::: Record excerpts :::

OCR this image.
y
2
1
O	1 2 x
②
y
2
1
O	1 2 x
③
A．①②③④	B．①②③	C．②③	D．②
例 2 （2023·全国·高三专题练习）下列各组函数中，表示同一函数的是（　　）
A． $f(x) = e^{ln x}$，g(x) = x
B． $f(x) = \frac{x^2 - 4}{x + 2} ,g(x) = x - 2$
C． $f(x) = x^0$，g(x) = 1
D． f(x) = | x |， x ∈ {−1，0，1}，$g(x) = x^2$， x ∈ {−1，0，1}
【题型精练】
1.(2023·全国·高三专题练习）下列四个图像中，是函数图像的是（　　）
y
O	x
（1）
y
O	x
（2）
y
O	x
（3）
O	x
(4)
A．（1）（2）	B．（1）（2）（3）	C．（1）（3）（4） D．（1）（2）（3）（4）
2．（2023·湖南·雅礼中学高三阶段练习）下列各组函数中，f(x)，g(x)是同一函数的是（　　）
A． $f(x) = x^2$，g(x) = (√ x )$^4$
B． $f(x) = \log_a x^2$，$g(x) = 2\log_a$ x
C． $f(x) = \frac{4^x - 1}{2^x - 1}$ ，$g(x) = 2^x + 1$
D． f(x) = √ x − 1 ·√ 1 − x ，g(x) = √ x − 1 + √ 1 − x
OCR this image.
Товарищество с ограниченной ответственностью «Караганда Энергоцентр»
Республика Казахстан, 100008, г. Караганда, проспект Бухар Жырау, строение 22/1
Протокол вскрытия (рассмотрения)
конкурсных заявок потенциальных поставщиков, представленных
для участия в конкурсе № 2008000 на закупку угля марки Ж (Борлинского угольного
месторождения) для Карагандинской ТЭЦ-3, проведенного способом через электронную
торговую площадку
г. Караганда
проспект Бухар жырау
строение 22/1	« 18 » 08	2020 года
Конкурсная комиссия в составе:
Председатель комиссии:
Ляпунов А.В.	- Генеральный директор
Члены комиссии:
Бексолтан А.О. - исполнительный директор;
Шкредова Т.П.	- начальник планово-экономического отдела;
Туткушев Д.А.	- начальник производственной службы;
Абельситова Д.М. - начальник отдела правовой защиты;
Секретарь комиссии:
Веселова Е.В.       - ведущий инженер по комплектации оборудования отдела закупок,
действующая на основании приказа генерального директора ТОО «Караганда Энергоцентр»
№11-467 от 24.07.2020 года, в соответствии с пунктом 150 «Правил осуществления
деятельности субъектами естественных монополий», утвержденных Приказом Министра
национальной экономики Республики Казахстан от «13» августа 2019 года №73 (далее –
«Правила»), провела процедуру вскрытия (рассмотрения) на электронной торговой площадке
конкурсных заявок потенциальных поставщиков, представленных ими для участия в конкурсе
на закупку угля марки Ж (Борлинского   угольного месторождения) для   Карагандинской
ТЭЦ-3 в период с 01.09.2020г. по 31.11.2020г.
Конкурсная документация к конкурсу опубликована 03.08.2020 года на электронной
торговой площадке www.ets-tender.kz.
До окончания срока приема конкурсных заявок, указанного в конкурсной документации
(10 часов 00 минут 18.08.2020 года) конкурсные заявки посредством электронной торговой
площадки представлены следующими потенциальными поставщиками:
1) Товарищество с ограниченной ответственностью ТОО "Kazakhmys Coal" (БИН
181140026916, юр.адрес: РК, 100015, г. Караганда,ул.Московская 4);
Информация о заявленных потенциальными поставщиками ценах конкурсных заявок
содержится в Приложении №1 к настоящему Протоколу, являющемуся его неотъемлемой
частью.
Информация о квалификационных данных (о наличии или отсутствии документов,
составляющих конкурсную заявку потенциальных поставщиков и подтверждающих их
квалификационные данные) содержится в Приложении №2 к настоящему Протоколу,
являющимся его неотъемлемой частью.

:::

*Task*: State how many lines of the listing above include the word "поставщиков". Give nothing but the number.

*Solution*: 3